- [WORK INSTRUCTIONS]: Write out each record again exactly as it stands.

- [EXTRACTED MATERIAL]:
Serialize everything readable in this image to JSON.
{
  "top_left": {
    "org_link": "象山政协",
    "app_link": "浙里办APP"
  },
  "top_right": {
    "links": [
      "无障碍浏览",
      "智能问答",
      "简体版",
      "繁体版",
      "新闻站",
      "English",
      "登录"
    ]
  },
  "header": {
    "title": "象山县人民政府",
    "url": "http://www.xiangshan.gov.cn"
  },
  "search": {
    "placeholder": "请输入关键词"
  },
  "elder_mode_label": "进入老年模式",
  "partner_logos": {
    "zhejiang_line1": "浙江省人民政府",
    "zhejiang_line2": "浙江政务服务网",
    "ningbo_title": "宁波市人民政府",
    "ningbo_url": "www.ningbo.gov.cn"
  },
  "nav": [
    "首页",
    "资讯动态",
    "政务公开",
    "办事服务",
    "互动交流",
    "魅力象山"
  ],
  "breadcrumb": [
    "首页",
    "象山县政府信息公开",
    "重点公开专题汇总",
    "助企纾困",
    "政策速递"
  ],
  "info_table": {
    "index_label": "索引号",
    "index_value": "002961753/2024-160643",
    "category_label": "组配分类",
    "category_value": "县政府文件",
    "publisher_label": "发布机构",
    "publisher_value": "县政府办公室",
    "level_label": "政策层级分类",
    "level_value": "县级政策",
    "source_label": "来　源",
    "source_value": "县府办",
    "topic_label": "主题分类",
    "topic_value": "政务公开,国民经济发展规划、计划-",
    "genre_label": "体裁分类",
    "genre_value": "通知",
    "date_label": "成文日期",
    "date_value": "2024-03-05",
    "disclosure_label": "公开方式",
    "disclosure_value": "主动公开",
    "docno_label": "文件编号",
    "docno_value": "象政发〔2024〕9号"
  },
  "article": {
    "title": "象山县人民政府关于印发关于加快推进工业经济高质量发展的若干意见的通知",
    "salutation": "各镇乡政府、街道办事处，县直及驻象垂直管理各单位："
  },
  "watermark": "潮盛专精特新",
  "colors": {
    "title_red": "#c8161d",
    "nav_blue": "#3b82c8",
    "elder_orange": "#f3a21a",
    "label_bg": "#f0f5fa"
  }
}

- [ANSWER TO THE PROBLEM]:
Serialize everything readable in this image to JSON.
{
  "top_left": {
    "org_link": "象山政协",
    "app_link": "浙里办APP"
  },
  "top_right": {
    "links": [
      "无障碍浏览",
      "智能问答",
      "简体版",
      "繁体版",
      "新闻站",
      "English",
      "登录"
    ]
  },
  "header": {
    "title": "象山县人民政府",
    "url": "http://www.xiangshan.gov.cn"
  },
  "search": {
    "placeholder": "请输入关键词"
  },
  "elder_mode_label": "进入老年模式",
  "partner_logos": {
    "zhejiang_line1": "浙江省人民政府",
    "zhejiang_line2": "浙江政务服务网",
    "ningbo_title": "宁波市人民政府",
    "ningbo_url": "www.ningbo.gov.cn"
  },
  "nav": [
    "首页",
    "资讯动态",
    "政务公开",
    "办事服务",
    "互动交流",
    "魅力象山"
  ],
  "breadcrumb": [
    "首页",
    "象山县政府信息公开",
    "重点公开专题汇总",
    "助企纾困",
    "政策速递"
  ],
  "info_table": {
    "index_label": "索引号",
    "index_value": "002961753/2024-160643",
    "category_label": "组配分类",
    "category_value": "县政府文件",
    "publisher_label": "发布机构",
    "publisher_value": "县政府办公室",
    "level_label": "政策层级分类",
    "level_value": "县级政策",
    "source_label": "来　源",
    "source_value": "县府办",
    "topic_label": "主题分类",
    "topic_value": "政务公开,国民经济发展规划、计划-",
    "genre_label": "体裁分类",
    "genre_value": "通知",
    "date_label": "成文日期",
    "date_value": "2024-03-05",
    "disclosure_label": "公开方式",
    "disclosure_value": "主动公开",
    "docno_label": "文件编号",
    "docno_value": "象政发〔2024〕9号"
  },
  "article": {
    "title": "象山县人民政府关于印发关于加快推进工业经济高质量发展的若干意见的通知",
    "salutation": "各镇乡政府、街道办事处，县直及驻象垂直管理各单位："
  },
  "watermark": "潮盛专精特新",
  "colors": {
    "title_red": "#c8161d",
    "nav_blue": "#3b82c8",
    "elder_orange": "#f3a21a",
    "label_bg": "#f0f5fa"
  }
}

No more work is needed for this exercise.